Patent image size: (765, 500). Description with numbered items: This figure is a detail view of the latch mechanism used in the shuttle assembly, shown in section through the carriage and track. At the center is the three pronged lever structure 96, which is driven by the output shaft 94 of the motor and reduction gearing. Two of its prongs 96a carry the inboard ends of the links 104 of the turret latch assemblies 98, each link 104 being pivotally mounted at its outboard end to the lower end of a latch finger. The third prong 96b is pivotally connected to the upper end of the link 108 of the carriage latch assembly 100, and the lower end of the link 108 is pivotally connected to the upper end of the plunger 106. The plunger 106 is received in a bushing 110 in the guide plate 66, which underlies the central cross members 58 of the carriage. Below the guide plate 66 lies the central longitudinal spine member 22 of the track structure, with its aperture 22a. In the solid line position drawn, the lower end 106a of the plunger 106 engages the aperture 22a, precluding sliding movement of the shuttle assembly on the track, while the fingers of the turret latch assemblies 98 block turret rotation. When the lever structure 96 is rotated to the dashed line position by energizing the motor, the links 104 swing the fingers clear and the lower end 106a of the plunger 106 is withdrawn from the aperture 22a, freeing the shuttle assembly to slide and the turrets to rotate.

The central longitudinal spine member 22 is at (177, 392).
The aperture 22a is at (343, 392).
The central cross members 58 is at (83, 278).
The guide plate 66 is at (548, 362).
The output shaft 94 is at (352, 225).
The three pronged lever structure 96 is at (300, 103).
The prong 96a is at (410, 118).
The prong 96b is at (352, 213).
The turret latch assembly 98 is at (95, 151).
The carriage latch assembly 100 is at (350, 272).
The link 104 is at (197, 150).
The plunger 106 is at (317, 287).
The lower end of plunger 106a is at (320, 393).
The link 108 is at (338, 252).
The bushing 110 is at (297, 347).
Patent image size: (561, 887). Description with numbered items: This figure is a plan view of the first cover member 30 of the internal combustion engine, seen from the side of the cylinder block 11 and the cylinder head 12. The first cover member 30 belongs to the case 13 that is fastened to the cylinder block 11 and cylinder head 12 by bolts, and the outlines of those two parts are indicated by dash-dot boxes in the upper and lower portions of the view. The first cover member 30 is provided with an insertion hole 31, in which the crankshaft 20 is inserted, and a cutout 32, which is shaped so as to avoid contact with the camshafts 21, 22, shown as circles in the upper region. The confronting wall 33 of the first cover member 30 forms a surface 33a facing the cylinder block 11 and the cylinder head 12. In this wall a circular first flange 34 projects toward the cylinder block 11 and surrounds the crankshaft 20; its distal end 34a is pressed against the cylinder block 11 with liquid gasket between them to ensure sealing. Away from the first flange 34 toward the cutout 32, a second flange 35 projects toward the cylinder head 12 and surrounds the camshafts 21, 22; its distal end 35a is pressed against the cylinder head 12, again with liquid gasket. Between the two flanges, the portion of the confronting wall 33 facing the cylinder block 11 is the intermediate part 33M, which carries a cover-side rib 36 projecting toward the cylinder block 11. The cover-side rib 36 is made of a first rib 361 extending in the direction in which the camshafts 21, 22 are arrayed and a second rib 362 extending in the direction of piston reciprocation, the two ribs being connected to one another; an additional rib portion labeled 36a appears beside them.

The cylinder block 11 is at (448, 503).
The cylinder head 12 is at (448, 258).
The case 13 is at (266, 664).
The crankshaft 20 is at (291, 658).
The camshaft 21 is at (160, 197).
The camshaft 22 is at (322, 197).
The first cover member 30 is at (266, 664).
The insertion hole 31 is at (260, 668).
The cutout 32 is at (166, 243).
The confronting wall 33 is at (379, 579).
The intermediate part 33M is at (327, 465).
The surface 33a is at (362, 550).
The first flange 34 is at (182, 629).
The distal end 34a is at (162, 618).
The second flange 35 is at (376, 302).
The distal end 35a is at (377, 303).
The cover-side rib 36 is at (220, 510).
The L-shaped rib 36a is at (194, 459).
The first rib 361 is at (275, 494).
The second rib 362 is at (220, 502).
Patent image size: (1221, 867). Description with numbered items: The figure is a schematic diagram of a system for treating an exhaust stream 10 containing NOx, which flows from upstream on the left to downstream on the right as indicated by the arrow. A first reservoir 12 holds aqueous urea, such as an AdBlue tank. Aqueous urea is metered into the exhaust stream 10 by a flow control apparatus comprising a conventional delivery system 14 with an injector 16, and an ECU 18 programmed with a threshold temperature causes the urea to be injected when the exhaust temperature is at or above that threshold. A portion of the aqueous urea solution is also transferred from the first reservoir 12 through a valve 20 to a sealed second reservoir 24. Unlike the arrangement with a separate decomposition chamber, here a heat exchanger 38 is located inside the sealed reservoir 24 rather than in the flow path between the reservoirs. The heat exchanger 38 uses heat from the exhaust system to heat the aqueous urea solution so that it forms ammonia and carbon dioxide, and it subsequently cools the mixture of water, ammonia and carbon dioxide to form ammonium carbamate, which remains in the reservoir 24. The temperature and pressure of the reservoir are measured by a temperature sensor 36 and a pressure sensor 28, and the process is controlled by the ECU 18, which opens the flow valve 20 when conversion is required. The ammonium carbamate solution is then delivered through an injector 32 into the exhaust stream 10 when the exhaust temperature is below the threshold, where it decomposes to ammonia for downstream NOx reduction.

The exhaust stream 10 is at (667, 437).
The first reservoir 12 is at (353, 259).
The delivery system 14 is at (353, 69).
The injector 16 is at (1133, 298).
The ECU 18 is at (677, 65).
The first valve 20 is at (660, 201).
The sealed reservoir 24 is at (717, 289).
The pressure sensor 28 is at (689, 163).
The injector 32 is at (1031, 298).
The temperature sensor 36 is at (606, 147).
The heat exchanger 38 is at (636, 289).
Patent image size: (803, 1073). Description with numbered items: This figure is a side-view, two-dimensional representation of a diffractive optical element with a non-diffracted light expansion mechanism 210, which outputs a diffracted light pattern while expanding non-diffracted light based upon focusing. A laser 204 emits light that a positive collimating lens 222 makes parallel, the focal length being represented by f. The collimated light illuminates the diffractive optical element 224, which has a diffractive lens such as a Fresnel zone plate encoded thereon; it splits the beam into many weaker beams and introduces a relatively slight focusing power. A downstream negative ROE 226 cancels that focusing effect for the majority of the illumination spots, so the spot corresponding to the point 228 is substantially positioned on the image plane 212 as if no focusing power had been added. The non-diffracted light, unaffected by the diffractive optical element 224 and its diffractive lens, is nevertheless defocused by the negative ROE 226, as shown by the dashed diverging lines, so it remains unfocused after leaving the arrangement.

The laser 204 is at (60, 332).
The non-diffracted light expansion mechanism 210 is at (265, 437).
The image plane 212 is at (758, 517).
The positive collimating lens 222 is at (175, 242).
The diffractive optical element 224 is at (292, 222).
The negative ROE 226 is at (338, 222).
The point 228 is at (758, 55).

-*-*-

*Objective:* Convert the rows above into a two-column CSV with one line per row, placing each row's text under a column named "description" and its answer under one named "positions". Wrap every field in double quotes and replace any line breaks inside a field with spaces.

*Output of the task:*
description,positions
"Patent image size: (765, 500). Description with numbered items: This figure is a detail view of the latch mechanism used in the shuttle assembly, shown in section through the carriage and track. At the center is the three pronged lever structure 96, which is driven by the output shaft 94 of the motor and reduction gearing. Two of its prongs 96a carry the inboard ends of the links 104 of the turret latch assemblies 98, each link 104 being pivotally mounted at its outboard end to the lower end of a latch finger. The third prong 96b is pivotally connected to the upper end of the link 108 of the carriage latch assembly 100, and the lower end of the link 108 is pivotally connected to the upper end of the plunger 106. The plunger 106 is received in a bushing 110 in the guide plate 66, which underlies the central cross members 58 of the carriage. Below the guide plate 66 lies the central longitudinal spine member 22 of the track structure, with its aperture 22a. In the solid line position drawn, the lower end 106a of the plunger 106 engages the aperture 22a, precluding sliding movement of the shuttle assembly on the track, while the fingers of the turret latch assemblies 98 block turret rotation. When the lever structure 96 is rotated to the dashed line position by energizing the motor, the links 104 swing the fingers clear and the lower end 106a of the plunger 106 is withdrawn from the aperture 22a, freeing the shuttle assembly to slide and the turrets to rotate.","The central longitudinal spine member 22 is at (177, 392). The aperture 22a is at (343, 392). The central cross members 58 is at (83, 278). The guide plate 66 is at (548, 362). The output shaft 94 is at (352, 225). The three pronged lever structure 96 is at (300, 103). The prong 96a is at (410, 118). The prong 96b is at (352, 213). The turret latch assembly 98 is at (95, 151). The carriage latch assembly 100 is at (350, 272). The link 104 is at (197, 150). The plunger 106 is at (317, 287). The lower end of plunger 106a is at (320, 393). The link 108 is at (338, 252). The bushing 110 is at (297, 347)."
"Patent image size: (561, 887). Description with numbered items: This figure is a plan view of the first cover member 30 of the internal combustion engine, seen from the side of the cylinder block 11 and the cylinder head 12. The first cover member 30 belongs to the case 13 that is fastened to the cylinder block 11 and cylinder head 12 by bolts, and the outlines of those two parts are indicated by dash-dot boxes in the upper and lower portions of the view. The first cover member 30 is provided with an insertion hole 31, in which the crankshaft 20 is inserted, and a cutout 32, which is shaped so as to avoid contact with the camshafts 21, 22, shown as circles in the upper region. The confronting wall 33 of the first cover member 30 forms a surface 33a facing the cylinder block 11 and the cylinder head 12. In this wall a circular first flange 34 projects toward the cylinder block 11 and surrounds the crankshaft 20; its distal end 34a is pressed against the cylinder block 11 with liquid gasket between them to ensure sealing. Away from the first flange 34 toward the cutout 32, a second flange 35 projects toward the cylinder head 12 and surrounds the camshafts 21, 22; its distal end 35a is pressed against the cylinder head 12, again with liquid gasket. Between the two flanges, the portion of the confronting wall 33 facing the cylinder block 11 is the intermediate part 33M, which carries a cover-side rib 36 projecting toward the cylinder block 11. The cover-side rib 36 is made of a first rib 361 extending in the direction in which the camshafts 21, 22 are arrayed and a second rib 362 extending in the direction of piston reciprocation, the two ribs being connected to one another; an additional rib portion labeled 36a appears beside them.","The cylinder block 11 is at (448, 503). The cylinder head 12 is at (448, 258). The case 13 is at (266, 664). The crankshaft 20 is at (291, 658). The camshaft 21 is at (160, 197). The camshaft 22 is at (322, 197). The first cover member 30 is at (266, 664). The insertion hole 31 is at (260, 668). The cutout 32 is at (166, 243). The confronting wall 33 is at (379, 579). The intermediate part 33M is at (327, 465). The surface 33a is at (362, 550). The first flange 34 is at (182, 629). The distal end 34a is at (162, 618). The second flange 35 is at (376, 302). The distal end 35a is at (377, 303). The cover-side rib 36 is at (220, 510). The L-shaped rib 36a is at (194, 459). The first rib 361 is at (275, 494). The second rib 362 is at (220, 502)."
"Patent image size: (1221, 867). Description with numbered items: The figure is a schematic diagram of a system for treating an exhaust stream 10 containing NOx, which flows from upstream on the left to downstream on the right as indicated by the arrow. A first reservoir 12 holds aqueous urea, such as an AdBlue tank. Aqueous urea is metered into the exhaust stream 10 by a flow control apparatus comprising a conventional delivery system 14 with an injector 16, and an ECU 18 programmed with a threshold temperature causes the urea to be injected when the exhaust temperature is at or above that threshold. A portion of the aqueous urea solution is also transferred from the first reservoir 12 through a valve 20 to a sealed second reservoir 24. Unlike the arrangement with a separate decomposition chamber, here a heat exchanger 38 is located inside the sealed reservoir 24 rather than in the flow path between the reservoirs. The heat exchanger 38 uses heat from the exhaust system to heat the aqueous urea solution so that it forms ammonia and carbon dioxide, and it subsequently cools the mixture of water, ammonia and carbon dioxide to form ammonium carbamate, which remains in the reservoir 24. The temperature and pressure of the reservoir are measured by a temperature sensor 36 and a pressure sensor 28, and the process is controlled by the ECU 18, which opens the flow valve 20 when conversion is required. The ammonium carbamate solution is then delivered through an injector 32 into the exhaust stream 10 when the exhaust temperature is below the threshold, where it decomposes to ammonia for downstream NOx reduction.","The exhaust stream 10 is at (667, 437). The first reservoir 12 is at (353, 259). The delivery system 14 is at (353, 69). The injector 16 is at (1133, 298). The ECU 18 is at (677, 65). The first valve 20 is at (660, 201). The sealed reservoir 24 is at (717, 289). The pressure sensor 28 is at (689, 163). The injector 32 is at (1031, 298). The temperature sensor 36 is at (606, 147). The heat exchanger 38 is at (636, 289)."
"Patent image size: (803, 1073). Description with numbered items: This figure is a side-view, two-dimensional representation of a diffractive optical element with a non-diffracted light expansion mechanism 210, which outputs a diffracted light pattern while expanding non-diffracted light based upon focusing. A laser 204 emits light that a positive collimating lens 222 makes parallel, the focal length being represented by f. The collimated light illuminates the diffractive optical element 224, which has a diffractive lens such as a Fresnel zone plate encoded thereon; it splits the beam into many weaker beams and introduces a relatively slight focusing power. A downstream negative ROE 226 cancels that focusing effect for the majority of the illumination spots, so the spot corresponding to the point 228 is substantially positioned on the image plane 212 as if no focusing power had been added. The non-diffracted light, unaffected by the diffractive optical element 224 and its diffractive lens, is nevertheless defocused by the negative ROE 226, as shown by the dashed diverging lines, so it remains unfocused after leaving the arrangement.","The laser 204 is at (60, 332). The non-diffracted light expansion mechanism 210 is at (265, 437). The image plane 212 is at (758, 517). The positive collimating lens 222 is at (175, 242). The diffractive optical element 224 is at (292, 222). The negative ROE 226 is at (338, 222). The point 228 is at (758, 55)."